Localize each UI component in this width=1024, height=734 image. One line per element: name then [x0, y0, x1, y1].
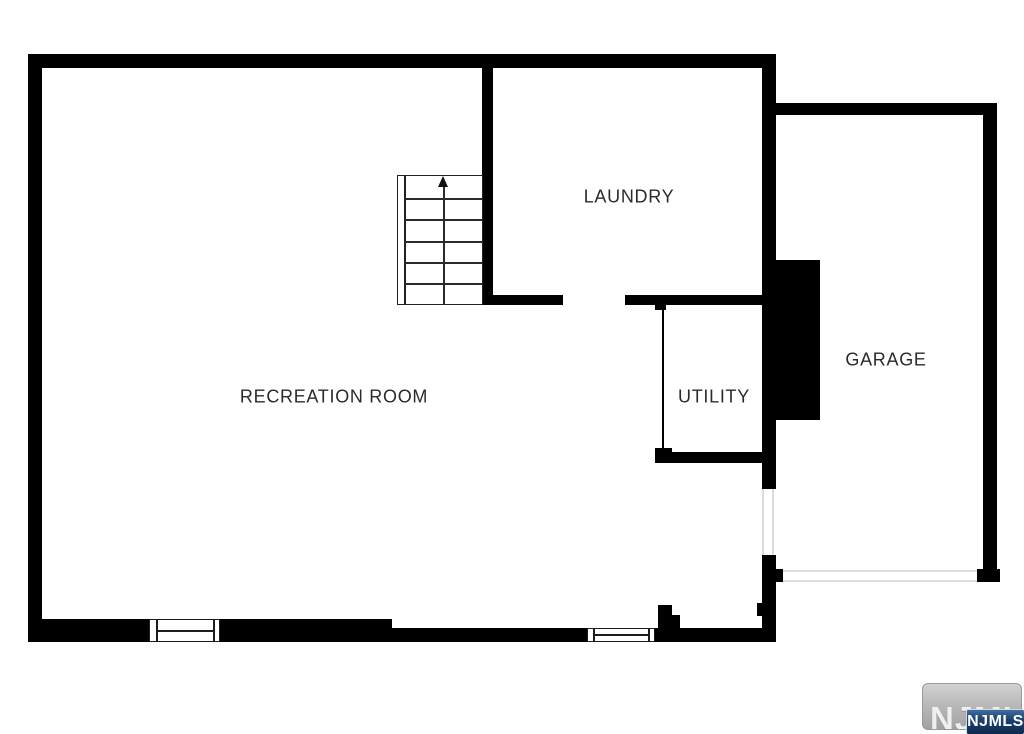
window-frame-line	[156, 630, 214, 632]
exterior-wall-right-lower	[762, 555, 776, 642]
window-recreation-room	[149, 619, 220, 642]
chimney-block	[776, 260, 820, 420]
floorplan-basement: RECREATION ROOM LAUNDRY UTILITY GARAGE N…	[0, 0, 1024, 734]
stair-direction-line	[443, 185, 445, 304]
window-frame-line	[593, 634, 649, 636]
laundry-bottom-wall-left-segment	[482, 295, 563, 305]
room-label-garage: GARAGE	[845, 350, 926, 371]
room-label-laundry: LAUNDRY	[584, 187, 675, 208]
stair-rail-line	[404, 176, 406, 304]
exterior-wall-bottom-right-segment	[392, 628, 776, 642]
exterior-wall-top	[28, 54, 776, 68]
laundry-bottom-wall-right-segment	[625, 295, 776, 305]
room-label-utility: UTILITY	[678, 387, 750, 408]
garage-doorway-frame-line	[772, 489, 774, 555]
utility-top-door-jamb	[655, 305, 666, 310]
window-bottom-right	[587, 628, 655, 642]
garage-door-line	[783, 580, 977, 582]
room-label-recreation: RECREATION ROOM	[240, 387, 428, 408]
njmls-badge-text: NJMLS	[967, 713, 1024, 731]
exterior-wall-left	[28, 54, 42, 642]
njmls-badge: NJMLS	[966, 709, 1024, 734]
utility-left-partition	[662, 310, 664, 452]
exterior-wall-right-upper	[762, 54, 776, 489]
bottom-stub-wall-foot	[672, 615, 680, 628]
utility-bottom-wall	[655, 452, 776, 463]
garage-wall-top	[763, 103, 997, 115]
stairs-up-arrow-icon	[438, 176, 448, 187]
staircase	[397, 175, 483, 305]
garage-door-corner-right	[977, 569, 1000, 582]
wall-jamb-right-lower	[757, 603, 762, 616]
garage-doorway-frame-line	[762, 489, 764, 555]
garage-door-line	[783, 570, 977, 572]
garage-wall-right	[983, 103, 997, 582]
bottom-stub-wall	[658, 605, 672, 628]
garage-door-corner-left	[776, 569, 783, 582]
interior-wall-laundry-divider	[482, 68, 493, 305]
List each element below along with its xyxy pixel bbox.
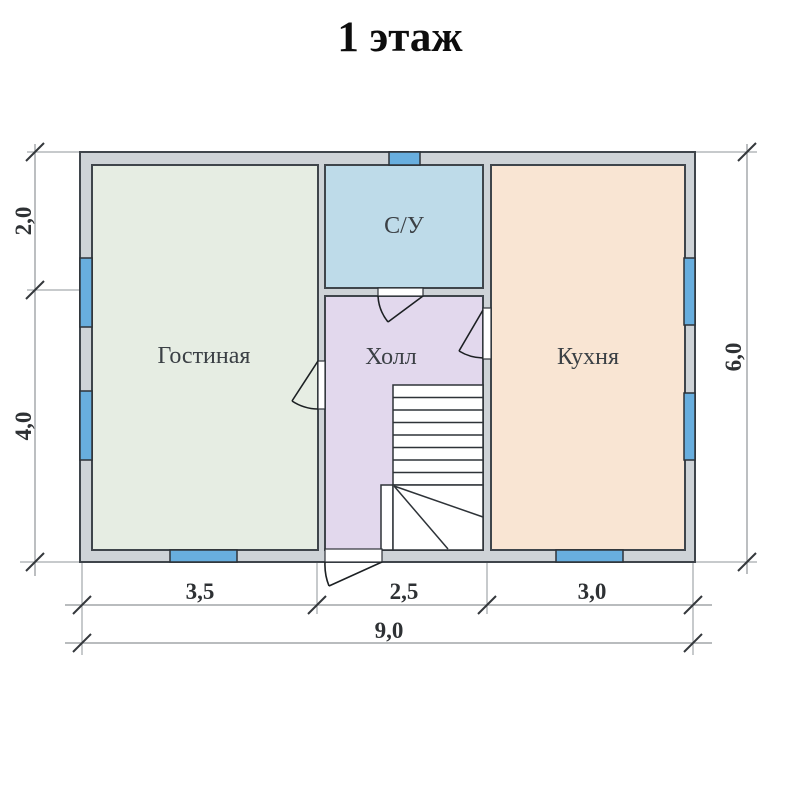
dim-label-right: 6,0: [721, 343, 746, 372]
door-opening-living: [318, 361, 325, 409]
floor-plan-figure: 1 этаж: [0, 0, 800, 800]
window-kitchen-bottom: [556, 550, 623, 562]
door-swing-entrance: [325, 562, 382, 586]
window-right-bottom: [684, 393, 695, 460]
stairs-winder: [393, 485, 483, 550]
page-title: 1 этаж: [337, 14, 463, 61]
window-bathroom-top: [389, 152, 420, 165]
floor-plan-page: 1 этаж: [0, 0, 800, 800]
door-opening-bathroom: [378, 288, 423, 296]
dim-label-bottom-right: 3,0: [578, 579, 607, 604]
room-label-living: Гостиная: [158, 343, 251, 369]
window-left-top: [80, 258, 92, 327]
door-opening-entrance: [325, 549, 382, 562]
window-living-bottom: [170, 550, 237, 562]
dim-label-bottom-total: 9,0: [375, 618, 404, 643]
stairs-landing-strip: [381, 485, 393, 550]
door-opening-kitchen: [483, 308, 491, 359]
dim-label-bottom-middle: 2,5: [390, 579, 419, 604]
window-left-bottom: [80, 391, 92, 460]
dim-label-bottom-left: 3,5: [186, 579, 215, 604]
room-label-kitchen: Кухня: [557, 344, 619, 370]
dim-label-left-bottom: 4,0: [11, 412, 36, 441]
room-label-bathroom: С/У: [384, 213, 424, 239]
room-label-hall: Холл: [365, 344, 416, 370]
dim-label-left-top: 2,0: [11, 207, 36, 236]
window-right-top: [684, 258, 695, 325]
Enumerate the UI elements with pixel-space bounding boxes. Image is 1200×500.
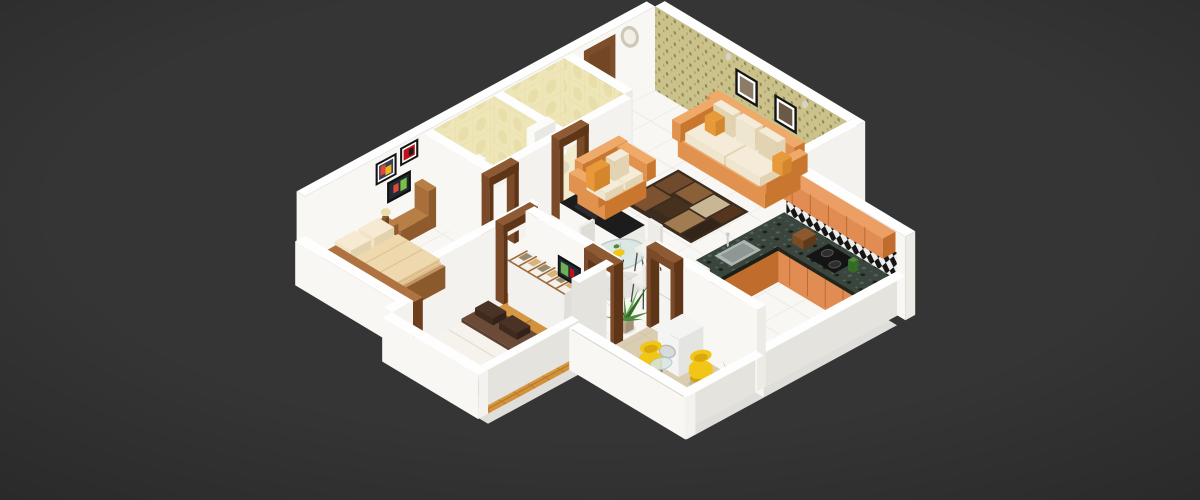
isometric-floor-plan: 3D isometric render of a 2 BHK apartment… (0, 0, 1200, 500)
floor-plan-render: 3D isometric render of a 2 BHK apartment… (0, 0, 1200, 500)
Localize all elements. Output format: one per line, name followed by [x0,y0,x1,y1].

☆ ☆ ☆ ☆

Rewrite all of the records above with "Localize" changed to "Locate" and everything else left unchanged. Omit the pictures from your answer.

**Solution for this task:**
Locate each UI component in this width=1024, height=734 image. One line per element: name then [x0, y0, x1, y1].
window-frame-line	[156, 630, 214, 632]
exterior-wall-right-lower	[762, 555, 776, 642]
window-recreation-room	[149, 619, 220, 642]
chimney-block	[776, 260, 820, 420]
floorplan-basement: RECREATION ROOM LAUNDRY UTILITY GARAGE N…	[0, 0, 1024, 734]
stair-direction-line	[443, 185, 445, 304]
window-frame-line	[593, 634, 649, 636]
laundry-bottom-wall-left-segment	[482, 295, 563, 305]
room-label-garage: GARAGE	[845, 350, 926, 371]
room-label-laundry: LAUNDRY	[584, 187, 675, 208]
stair-rail-line	[404, 176, 406, 304]
exterior-wall-bottom-right-segment	[392, 628, 776, 642]
exterior-wall-top	[28, 54, 776, 68]
laundry-bottom-wall-right-segment	[625, 295, 776, 305]
room-label-utility: UTILITY	[678, 387, 750, 408]
garage-doorway-frame-line	[772, 489, 774, 555]
utility-top-door-jamb	[655, 305, 666, 310]
window-bottom-right	[587, 628, 655, 642]
garage-door-line	[783, 580, 977, 582]
room-label-recreation: RECREATION ROOM	[240, 387, 428, 408]
njmls-badge-text: NJMLS	[967, 713, 1024, 731]
exterior-wall-left	[28, 54, 42, 642]
njmls-badge: NJMLS	[966, 709, 1024, 734]
utility-left-partition	[662, 310, 664, 452]
exterior-wall-right-upper	[762, 54, 776, 489]
bottom-stub-wall-foot	[672, 615, 680, 628]
utility-bottom-wall	[655, 452, 776, 463]
garage-wall-top	[763, 103, 997, 115]
stairs-up-arrow-icon	[438, 176, 448, 187]
staircase	[397, 175, 483, 305]
garage-door-corner-right	[977, 569, 1000, 582]
wall-jamb-right-lower	[757, 603, 762, 616]
garage-doorway-frame-line	[762, 489, 764, 555]
garage-door-line	[783, 570, 977, 572]
garage-wall-right	[983, 103, 997, 582]
bottom-stub-wall	[658, 605, 672, 628]
garage-door-corner-left	[776, 569, 783, 582]
interior-wall-laundry-divider	[482, 68, 493, 305]
List each element below along with its xyxy pixel bbox.
dim-label-right: 6,0: [721, 343, 746, 372]
door-opening-living: [318, 361, 325, 409]
floor-plan-figure: 1 этаж: [0, 0, 800, 800]
window-kitchen-bottom: [556, 550, 623, 562]
door-swing-entrance: [325, 562, 382, 586]
window-right-bottom: [684, 393, 695, 460]
stairs-winder: [393, 485, 483, 550]
page-title: 1 этаж: [337, 14, 463, 61]
window-bathroom-top: [389, 152, 420, 165]
floor-plan-page: 1 этаж: [0, 0, 800, 800]
door-opening-bathroom: [378, 288, 423, 296]
dim-label-bottom-right: 3,0: [578, 579, 607, 604]
room-label-living: Гостиная: [158, 343, 251, 369]
window-left-top: [80, 258, 92, 327]
door-opening-entrance: [325, 549, 382, 562]
window-living-bottom: [170, 550, 237, 562]
dim-label-bottom-total: 9,0: [375, 618, 404, 643]
stairs-landing-strip: [381, 485, 393, 550]
door-opening-kitchen: [483, 308, 491, 359]
dim-label-bottom-middle: 2,5: [390, 579, 419, 604]
window-left-bottom: [80, 391, 92, 460]
dim-label-bottom-left: 3,5: [186, 579, 215, 604]
room-label-kitchen: Кухня: [557, 344, 619, 370]
dim-label-left-bottom: 4,0: [11, 412, 36, 441]
room-label-bathroom: С/У: [384, 213, 424, 239]
room-label-hall: Холл: [365, 344, 416, 370]
dim-label-left-top: 2,0: [11, 207, 36, 236]
window-right-top: [684, 258, 695, 325]
Enumerate the UI elements with pixel-space bounding boxes. Image is 1200×500.
isometric-floor-plan: 3D isometric render of a 2 BHK apartment… (0, 0, 1200, 500)
floor-plan-render: 3D isometric render of a 2 BHK apartment… (0, 0, 1200, 500)
Locate all elements. Output format: one per line, name followed by [x0,y0,x1,y1].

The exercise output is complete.